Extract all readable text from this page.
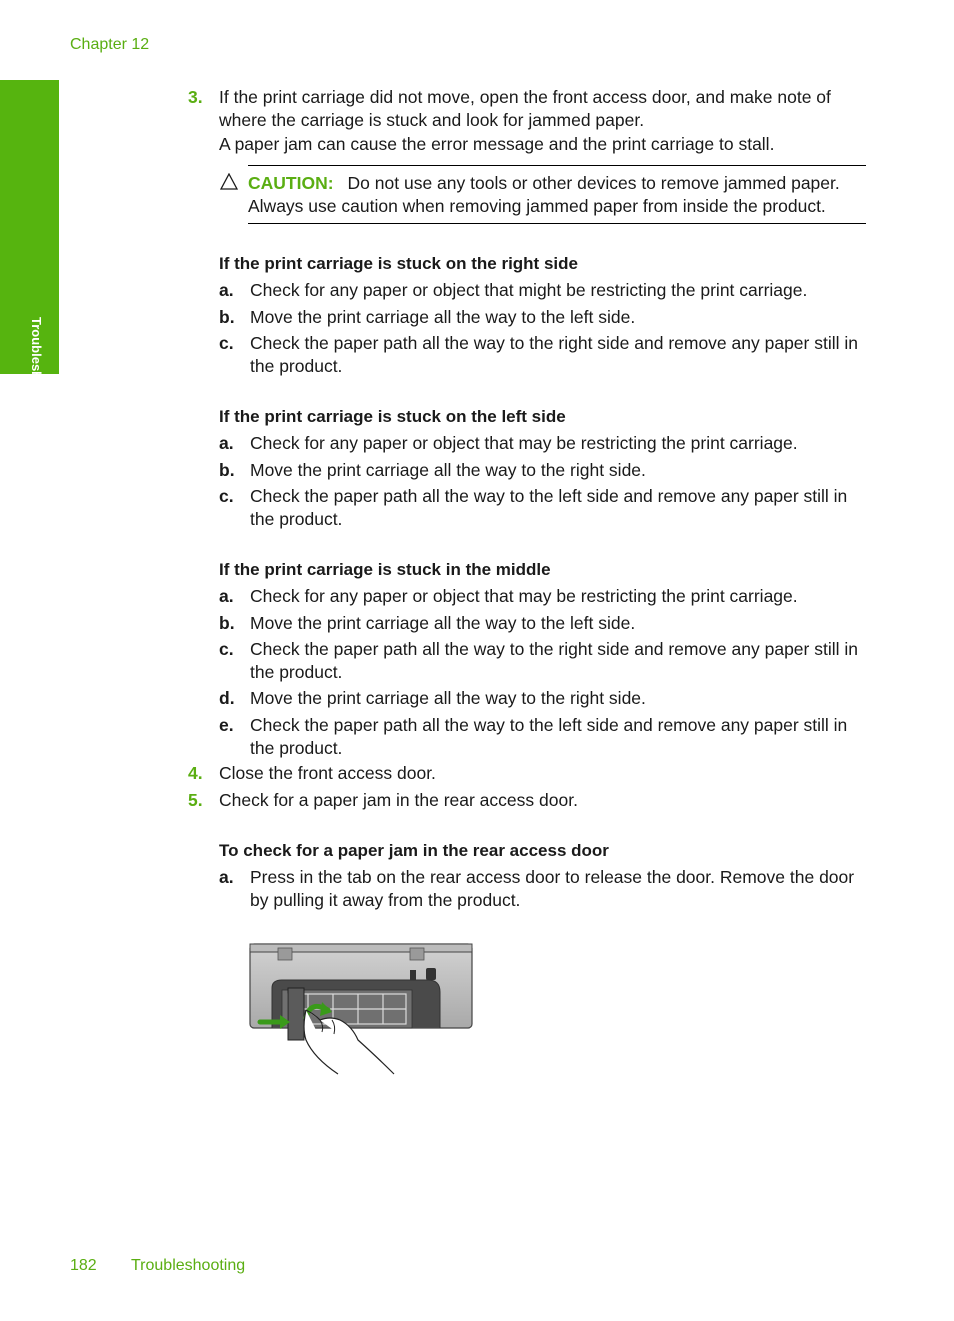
Chapter 12
Troubleshooting
3. If the print carriage did not move, open the front access door, and make note of where the carriage is stuck and look for jammed paper.
A paper jam can cause the error message and the print carriage to stall.
CAUTION: Do not use any tools or other devices to remove jammed paper. Always use caution when removing jammed paper from inside the product.
If the print carriage is stuck on the right side
a. Check for any paper or object that might be restricting the print carriage.
b. Move the print carriage all the way to the left side.
c. Check the paper path all the way to the right side and remove any paper still in the product.
If the print carriage is stuck on the left side
a. Check for any paper or object that may be restricting the print carriage.
b. Move the print carriage all the way to the right side.
c. Check the paper path all the way to the left side and remove any paper still in the product.
If the print carriage is stuck in the middle
a. Check for any paper or object that may be restricting the print carriage.
b. Move the print carriage all the way to the left side.
c. Check the paper path all the way to the right side and remove any paper still in the product.
d. Move the print carriage all the way to the right side.
e. Check the paper path all the way to the left side and remove any paper still in the product.
4. Close the front access door.
5. Check for a paper jam in the rear access door.
To check for a paper jam in the rear access door
a. Press in the tab on the rear access door to release the door. Remove the door by pulling it away from the product.
182 Troubleshooting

TASK TO COMPLETE:
Find the word "left" in the entries, and copy every line it shows up in.

TASK SOLUTION:
b. Move the print carriage all the way to the left side.
If the print carriage is stuck on the left side
c. Check the paper path all the way to the left side and remove any paper still in the product.
b. Move the print carriage all the way to the left side.
e. Check the paper path all the way to the left side and remove any paper still in the product.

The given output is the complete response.